**Problem to work on:** Set down each line of the material that follows, exactly, with no pictures.

**Entries supplied:**
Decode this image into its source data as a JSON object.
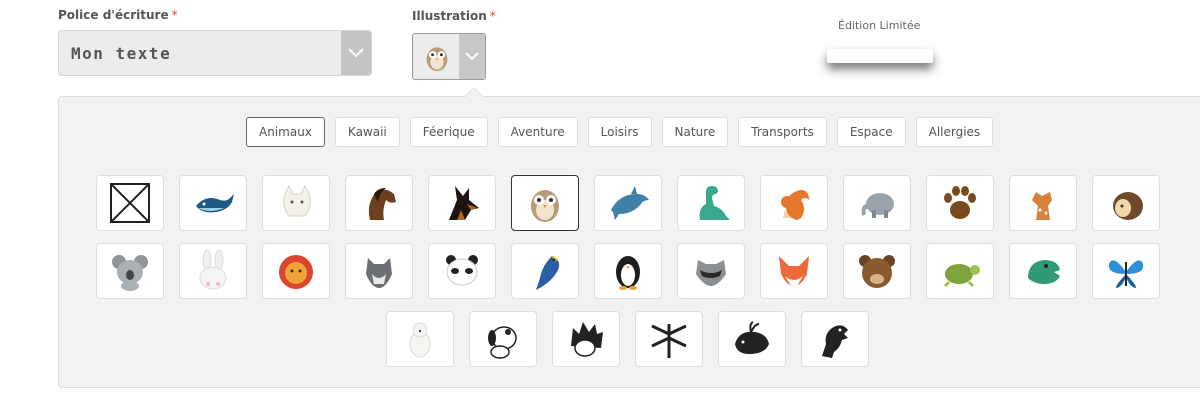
{
  "form": {
    "font_label": "Police d'écriture",
    "font_required": "*",
    "font_value": "Mon texte",
    "illustration_label": "Illustration",
    "illustration_required": "*",
    "selected_illustration": "owl"
  },
  "edition_text": "Édition Limitée",
  "tabs": [
    {
      "label": "Animaux",
      "active": true
    },
    {
      "label": "Kawaii",
      "active": false
    },
    {
      "label": "Féerique",
      "active": false
    },
    {
      "label": "Aventure",
      "active": false
    },
    {
      "label": "Loisirs",
      "active": false
    },
    {
      "label": "Nature",
      "active": false
    },
    {
      "label": "Transports",
      "active": false
    },
    {
      "label": "Espace",
      "active": false
    },
    {
      "label": "Allergies",
      "active": false
    }
  ],
  "icons": [
    [
      "none",
      "whale",
      "cat",
      "horse",
      "doberman",
      "owl",
      "dolphin",
      "dinosaur",
      "squirrel",
      "elephant",
      "paw",
      "deer",
      "hedgehog"
    ],
    [
      "koala",
      "bunny",
      "lion",
      "wolf",
      "panda",
      "parrot",
      "penguin",
      "raccoon",
      "fox",
      "bear",
      "turtle",
      "trex",
      "butterfly"
    ],
    [
      "polar-bear",
      "dalmatian",
      "hedgehog-bw",
      "dragonfly",
      "whale-bw",
      "dino-bw"
    ]
  ],
  "colors": {
    "accent": "#e04848",
    "panel": "#f2f2f2"
  }
}
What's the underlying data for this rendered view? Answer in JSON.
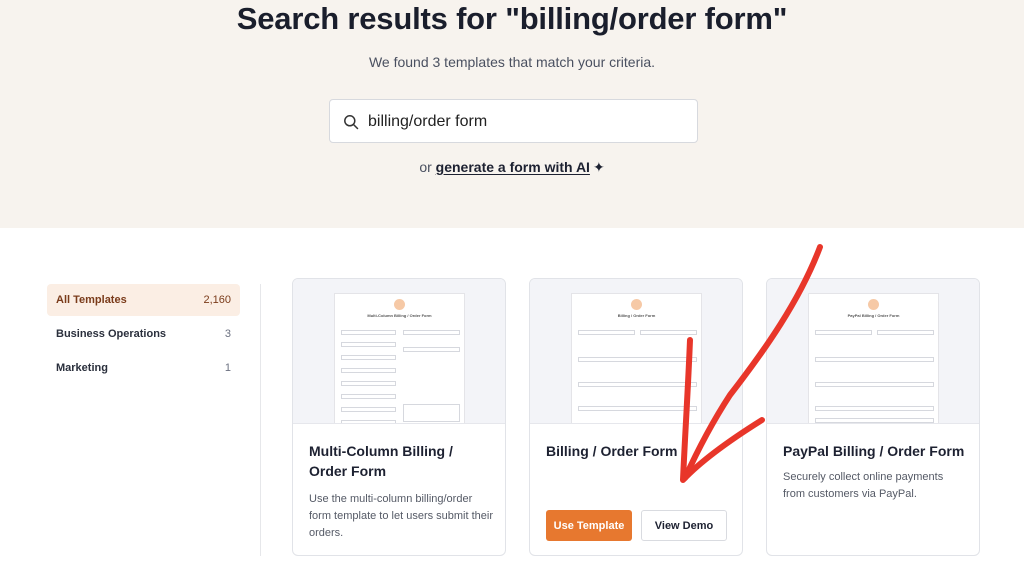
{
  "hero": {
    "title": "Search results for \"billing/order form\"",
    "subtitle": "We found 3 templates that match your criteria.",
    "search_value": "billing/order form",
    "ai_prefix": "or ",
    "ai_link": "generate a form with AI",
    "ai_icon": "sparkle-icon"
  },
  "sidebar": {
    "items": [
      {
        "label": "All Templates",
        "count": "2,160"
      },
      {
        "label": "Business Operations",
        "count": "3"
      },
      {
        "label": "Marketing",
        "count": "1"
      }
    ]
  },
  "cards": [
    {
      "title": "Multi-Column Billing / Order Form",
      "description": "Use the multi-column billing/order form template to let users submit their orders.",
      "preview_title": "Multi-Column Billing / Order Form"
    },
    {
      "title": "Billing / Order Form",
      "description": "",
      "preview_title": "Billing / Order Form",
      "use_label": "Use Template",
      "demo_label": "View Demo"
    },
    {
      "title": "PayPal Billing / Order Form",
      "description": "Securely collect online payments from customers via PayPal.",
      "preview_title": "PayPal Billing / Order Form"
    }
  ],
  "colors": {
    "hero_bg": "#f7f3ee",
    "accent": "#e7782f",
    "annotation_arrow": "#e8362a"
  }
}
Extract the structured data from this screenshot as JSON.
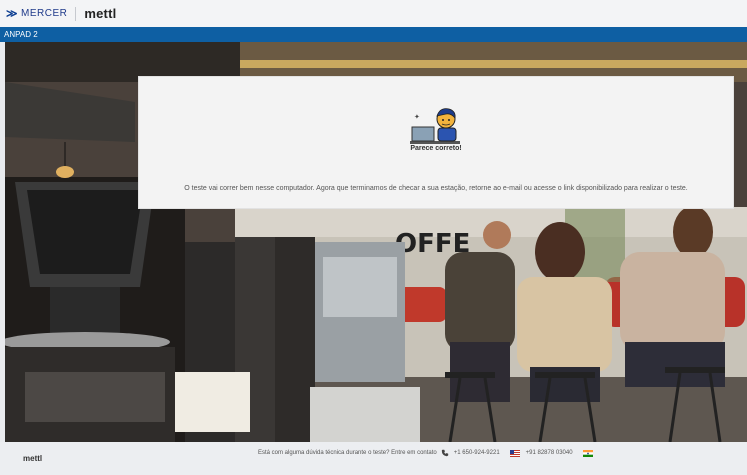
{
  "header": {
    "mercer_logo_text": "MERCER",
    "mettl_logo_text": "mettl"
  },
  "subbar": {
    "label": "ANPAD 2"
  },
  "card": {
    "title": "Parece correto!",
    "message": "O teste vai correr bem nesse computador. Agora que terminamos de checar a sua estação, retorne ao e-mail ou acesse o link disponibilizado para realizar o teste."
  },
  "footer": {
    "logo_text": "mettl",
    "support_text": "Está com alguma dúvida técnica durante o teste? Entre em contato",
    "phone_us": "+1 650-924-9221",
    "phone_in": "+91 82878 03040",
    "icons": [
      "phone-icon",
      "us-flag-icon",
      "india-flag-icon"
    ]
  },
  "background": {
    "sign_text": "OFFE"
  },
  "colors": {
    "brand_blue": "#0e5fa3",
    "mettl_teal": "#13a89e",
    "card_bg": "#f3f3f3"
  }
}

**Answer to this problem:**
Decode this image into its source data as a JSON object.
{
  "form": {
    "font_label": "Police d'écriture",
    "font_required": "*",
    "font_value": "Mon texte",
    "illustration_label": "Illustration",
    "illustration_required": "*",
    "selected_illustration": "owl"
  },
  "edition_text": "Édition Limitée",
  "tabs": [
    {
      "label": "Animaux",
      "active": true
    },
    {
      "label": "Kawaii",
      "active": false
    },
    {
      "label": "Féerique",
      "active": false
    },
    {
      "label": "Aventure",
      "active": false
    },
    {
      "label": "Loisirs",
      "active": false
    },
    {
      "label": "Nature",
      "active": false
    },
    {
      "label": "Transports",
      "active": false
    },
    {
      "label": "Espace",
      "active": false
    },
    {
      "label": "Allergies",
      "active": false
    }
  ],
  "icons": [
    [
      "none",
      "whale",
      "cat",
      "horse",
      "doberman",
      "owl",
      "dolphin",
      "dinosaur",
      "squirrel",
      "elephant",
      "paw",
      "deer",
      "hedgehog"
    ],
    [
      "koala",
      "bunny",
      "lion",
      "wolf",
      "panda",
      "parrot",
      "penguin",
      "raccoon",
      "fox",
      "bear",
      "turtle",
      "trex",
      "butterfly"
    ],
    [
      "polar-bear",
      "dalmatian",
      "hedgehog-bw",
      "dragonfly",
      "whale-bw",
      "dino-bw"
    ]
  ],
  "colors": {
    "accent": "#e04848",
    "panel": "#f2f2f2"
  }
}
What's the underlying data for this rendered view? Answer in JSON.
{
  "hero": {
    "title": "Search results for \"billing/order form\"",
    "subtitle": "We found 3 templates that match your criteria.",
    "search_value": "billing/order form",
    "ai_prefix": "or ",
    "ai_link": "generate a form with AI",
    "ai_icon": "sparkle-icon"
  },
  "sidebar": {
    "items": [
      {
        "label": "All Templates",
        "count": "2,160"
      },
      {
        "label": "Business Operations",
        "count": "3"
      },
      {
        "label": "Marketing",
        "count": "1"
      }
    ]
  },
  "cards": [
    {
      "title": "Multi-Column Billing / Order Form",
      "description": "Use the multi-column billing/order form template to let users submit their orders.",
      "preview_title": "Multi-Column Billing / Order Form"
    },
    {
      "title": "Billing / Order Form",
      "description": "",
      "preview_title": "Billing / Order Form",
      "use_label": "Use Template",
      "demo_label": "View Demo"
    },
    {
      "title": "PayPal Billing / Order Form",
      "description": "Securely collect online payments from customers via PayPal.",
      "preview_title": "PayPal Billing / Order Form"
    }
  ],
  "colors": {
    "hero_bg": "#f7f3ee",
    "accent": "#e7782f",
    "annotation_arrow": "#e8362a"
  }
}
Extract the structured data from this screenshot as JSON.
{
  "header": {
    "mercer_logo_text": "MERCER",
    "mettl_logo_text": "mettl"
  },
  "subbar": {
    "label": "ANPAD 2"
  },
  "card": {
    "title": "Parece correto!",
    "message": "O teste vai correr bem nesse computador. Agora que terminamos de checar a sua estação, retorne ao e-mail ou acesse o link disponibilizado para realizar o teste."
  },
  "footer": {
    "logo_text": "mettl",
    "support_text": "Está com alguma dúvida técnica durante o teste? Entre em contato",
    "phone_us": "+1 650-924-9221",
    "phone_in": "+91 82878 03040",
    "icons": [
      "phone-icon",
      "us-flag-icon",
      "india-flag-icon"
    ]
  },
  "background": {
    "sign_text": "OFFE"
  },
  "colors": {
    "brand_blue": "#0e5fa3",
    "mettl_teal": "#13a89e",
    "card_bg": "#f3f3f3"
  }
}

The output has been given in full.